§ Material provided:
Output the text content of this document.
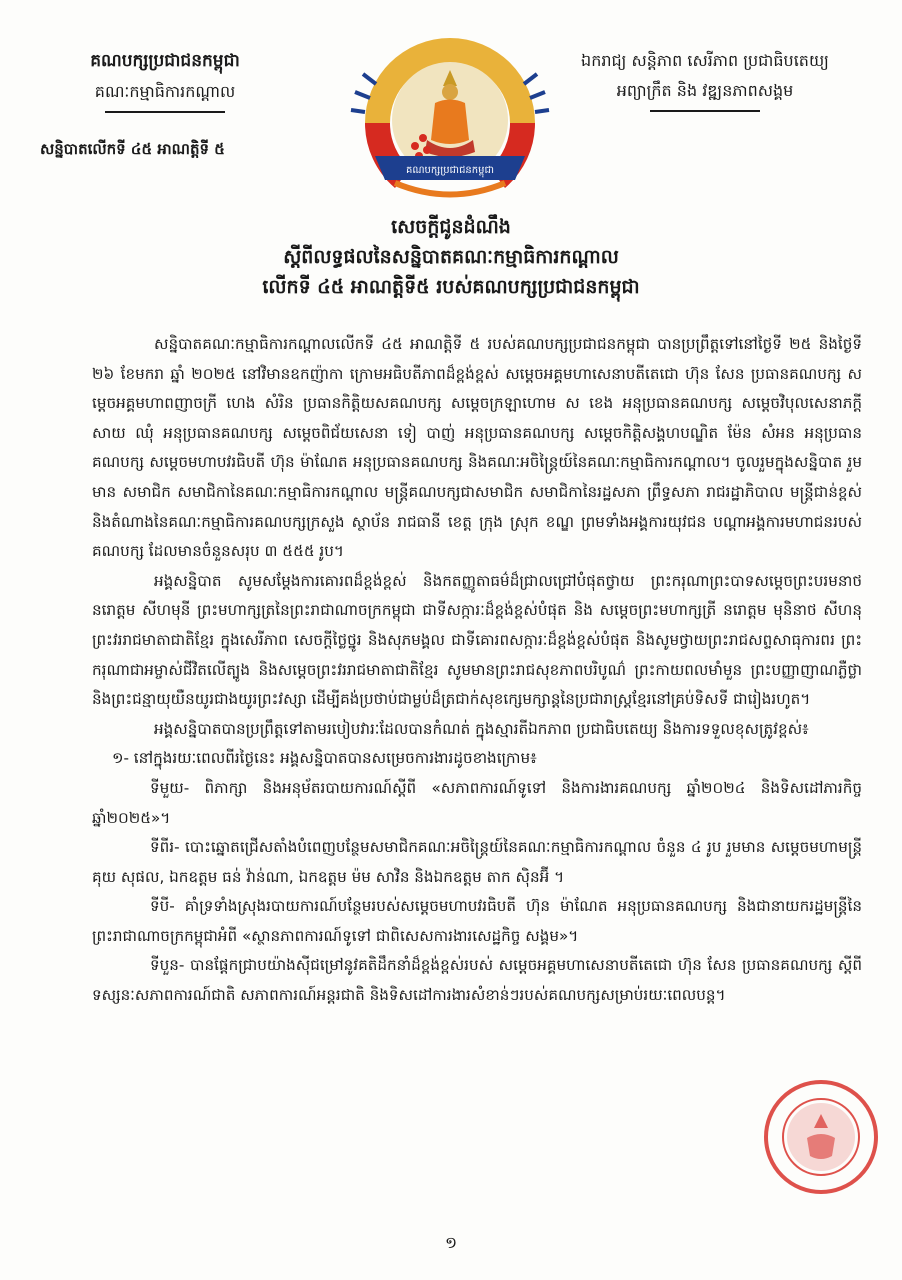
គណបក្សប្រជាជនកម្ពុជា
គណៈកម្មាធិការកណ្តាល
សន្និបាតលើកទី ៤៥ អាណត្តិទី ៥
ឯករាជ្យ សន្តិភាព សេរីភាព ប្រជាធិបតេយ្យ
អព្យាក្រឹត និង វឌ្ឍនភាពសង្គម
គណបក្សប្រជាជនកម្ពុជា
សេចក្តីជូនដំណឹង
ស្តីពីលទ្ធផលនៃសន្និបាតគណៈកម្មាធិការកណ្តាល
លើកទី ៤៥ អាណត្តិទី៥ របស់គណបក្សប្រជាជនកម្ពុជា

សន្និបាតគណៈកម្មាធិការកណ្តាលលើកទី ៤៥ អាណត្តិទី ៥ របស់គណបក្សប្រជាជនកម្ពុជា បានប្រព្រឹត្តទៅនៅថ្ងៃទី ២៥ និងថ្ងៃទី ២៦ ខែមករា ឆ្នាំ ២០២៥ នៅវិមានឧកញ៉ាកា ក្រោមអធិបតីភាពដ៏ខ្ពង់ខ្ពស់ សម្តេចអគ្គមហាសេនាបតីតេជោ ហ៊ុន សែន ប្រធានគណបក្ស សម្តេចអគ្គមហាពញាចក្រី ហេង សំរិន ប្រធានកិត្តិយសគណបក្ស សម្តេចក្រឡាហោម ស ខេង អនុប្រធានគណបក្ស សម្តេចវិបុលសេនាភក្តី សាយ ឈុំ អនុប្រធានគណបក្ស សម្តេចពិជ័យសេនា ទៀ បាញ់ អនុប្រធានគណបក្ស សម្តេចកិត្តិសង្គហបណ្ឌិត ម៉ែន សំអន អនុប្រធានគណបក្ស សម្តេចមហាបវរធិបតី ហ៊ុន ម៉ាណែត អនុប្រធានគណបក្ស និងគណៈអចិន្ត្រៃយ៍នៃគណៈកម្មាធិការកណ្តាល។ ចូលរួមក្នុងសន្និបាត រួមមាន សមាជិក សមាជិកានៃគណៈកម្មាធិការកណ្តាល មន្ត្រីគណបក្សជាសមាជិក សមាជិកានៃរដ្ឋសភា ព្រឹទ្ធសភា រាជរដ្ឋាភិបាល មន្ត្រីជាន់ខ្ពស់ និងតំណាងនៃគណៈកម្មាធិការគណបក្សក្រសួង ស្ថាប័ន រាជធានី ខេត្ត ក្រុង ស្រុក ខណ្ឌ ព្រមទាំងអង្គការយុវជន បណ្តាអង្គការមហាជនរបស់គណបក្ស ដែលមានចំនួនសរុប ៣ ៥៥៥ រូប។

អង្គសន្និបាត សូមសម្តែងការគោរពដ៏ខ្ពង់ខ្ពស់ និងកតញ្ញូតាធម៌ដ៏ជ្រាលជ្រៅបំផុតថ្វាយ ព្រះករុណាព្រះបាទសម្តេចព្រះបរមនាថ នរោត្តម សីហមុនី ព្រះមហាក្សត្រនៃព្រះរាជាណាចក្រកម្ពុជា ជាទីសក្ការៈដ៏ខ្ពង់ខ្ពស់បំផុត និង សម្តេចព្រះមហាក្សត្រី នរោត្តម មុនិនាថ សីហនុ ព្រះវររាជមាតាជាតិខ្មែរ ក្នុងសេរីភាព សេចក្តីថ្លៃថ្នូរ និងសុភមង្គល ជាទីគោរពសក្ការៈដ៏ខ្ពង់ខ្ពស់បំផុត និងសូមថ្វាយព្រះរាជសព្ទសាធុការពរ ព្រះករុណាជាអម្ចាស់ជីវិតលើត្បូង និងសម្តេចព្រះវររាជមាតាជាតិខ្មែរ សូមមានព្រះរាជសុខភាពបរិបូណ៌ ព្រះកាយពលមាំមួន ព្រះបញ្ញាញាណភ្លឺថ្លា និងព្រះជន្មាយុយឺនយូរជាងយូរព្រះវស្សា ដើម្បីគង់ប្រថាប់ជាម្លប់ដ៏ត្រជាក់សុខក្សេមក្សាន្តនៃប្រជារាស្ត្រខ្មែរនៅគ្រប់ទិសទី ជារៀងរហូត។

អង្គសន្និបាតបានប្រព្រឹត្តទៅតាមរបៀបវារៈដែលបានកំណត់ ក្នុងស្មារតីឯកភាព ប្រជាធិបតេយ្យ និងការទទួលខុសត្រូវខ្ពស់៖

១- នៅក្នុងរយៈពេលពីរថ្ងៃនេះ អង្គសន្និបាតបានសម្រេចការងារដូចខាងក្រោម៖

ទីមួយ- ពិភាក្សា និងអនុម័តរបាយការណ៍ស្តីពី «សភាពការណ៍ទូទៅ និងការងារគណបក្ស ឆ្នាំ២០២៤ និងទិសដៅភារកិច្ច ឆ្នាំ២០២៥»។

ទីពីរ- បោះឆ្នោតជ្រើសតាំងបំពេញបន្ថែមសមាជិកគណៈអចិន្ត្រៃយ៍នៃគណៈកម្មាធិការកណ្តាល ចំនួន ៤ រូប រួមមាន សម្តេចមហាមន្ត្រី គុយ សុផល, ឯកឧត្តម ធន់ វ៉ាន់ណា, ឯកឧត្តម ម៉ម សាវិន និងឯកឧត្តម តាក ស៊ិនអ៊ី ។

ទីបី- គាំទ្រទាំងស្រុងរបាយការណ៍បន្ថែមរបស់សម្តេចមហាបវរធិបតី ហ៊ុន ម៉ាណែត អនុប្រធានគណបក្ស និងជានាយករដ្ឋមន្ត្រីនៃព្រះរាជាណាចក្រកម្ពុជាអំពី «ស្ថានភាពការណ៍ទូទៅ ជាពិសេសការងារសេដ្ឋកិច្ច សង្គម»។

ទីបួន- បានផ្តែកជ្រាបយ៉ាងស៊ីជម្រៅនូវគតិដឹកនាំដ៏ខ្ពង់ខ្ពស់របស់ សម្តេចអគ្គមហាសេនាបតីតេជោ ហ៊ុន សែន ប្រធានគណបក្ស ស្តីពីទស្សនៈសភាពការណ៍ជាតិ សភាពការណ៍អន្តរជាតិ និងទិសដៅការងារសំខាន់ៗរបស់គណបក្សសម្រាប់រយៈពេលបន្ត។

១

§ Directions: Copy in full each line that holds the word "បវរធ".

§ Correct result:
សន្និបាតគណៈកម្មាធិការកណ្តាលលើកទី ៤៥ អាណត្តិទី ៥ របស់គណបក្សប្រជាជនកម្ពុជា បានប្រព្រឹត្តទៅនៅថ្ងៃទី ២៥ និងថ្ងៃទី ២៦ ខែមករា ឆ្នាំ ២០២៥ នៅវិមានឧកញ៉ាកា ក្រោមអធិបតីភាពដ៏ខ្ពង់ខ្ពស់ សម្តេចអគ្គមហាសេនាបតីតេជោ ហ៊ុន សែន ប្រធានគណបក្ស សម្តេចអគ្គមហាពញាចក្រី ហេង សំរិន ប្រធានកិត្តិយសគណបក្ស សម្តេចក្រឡាហោម ស ខេង អនុប្រធានគណបក្ស សម្តេចវិបុលសេនាភក្តី សាយ ឈុំ អនុប្រធានគណបក្ស សម្តេចពិជ័យសេនា ទៀ បាញ់ អនុប្រធានគណបក្ស សម្តេចកិត្តិសង្គហបណ្ឌិត ម៉ែន សំអន អនុប្រធានគណបក្ស សម្តេចមហាបវរធិបតី ហ៊ុន ម៉ាណែត អនុប្រធានគណបក្ស និងគណៈអចិន្ត្រៃយ៍នៃគណៈកម្មាធិការកណ្តាល។ ចូលរួមក្នុងសន្និបាត រួមមាន សមាជិក សមាជិកានៃគណៈកម្មាធិការកណ្តាល មន្ត្រីគណបក្សជាសមាជិក សមាជិកានៃរដ្ឋសភា ព្រឹទ្ធសភា រាជរដ្ឋាភិបាល មន្ត្រីជាន់ខ្ពស់ និងតំណាងនៃគណៈកម្មាធិការគណបក្សក្រសួង ស្ថាប័ន រាជធានី ខេត្ត ក្រុង ស្រុក ខណ្ឌ ព្រមទាំងអង្គការយុវជន បណ្តាអង្គការមហាជនរបស់គណបក្ស ដែលមានចំនួនសរុប ៣ ៥៥៥ រូប។
ទីបី- គាំទ្រទាំងស្រុងរបាយការណ៍បន្ថែមរបស់សម្តេចមហាបវរធិបតី ហ៊ុន ម៉ាណែត អនុប្រធានគណបក្ស និងជានាយករដ្ឋមន្ត្រីនៃព្រះរាជាណាចក្រកម្ពុជាអំពី «ស្ថានភាពការណ៍ទូទៅ ជាពិសេសការងារសេដ្ឋកិច្ច សង្គម»។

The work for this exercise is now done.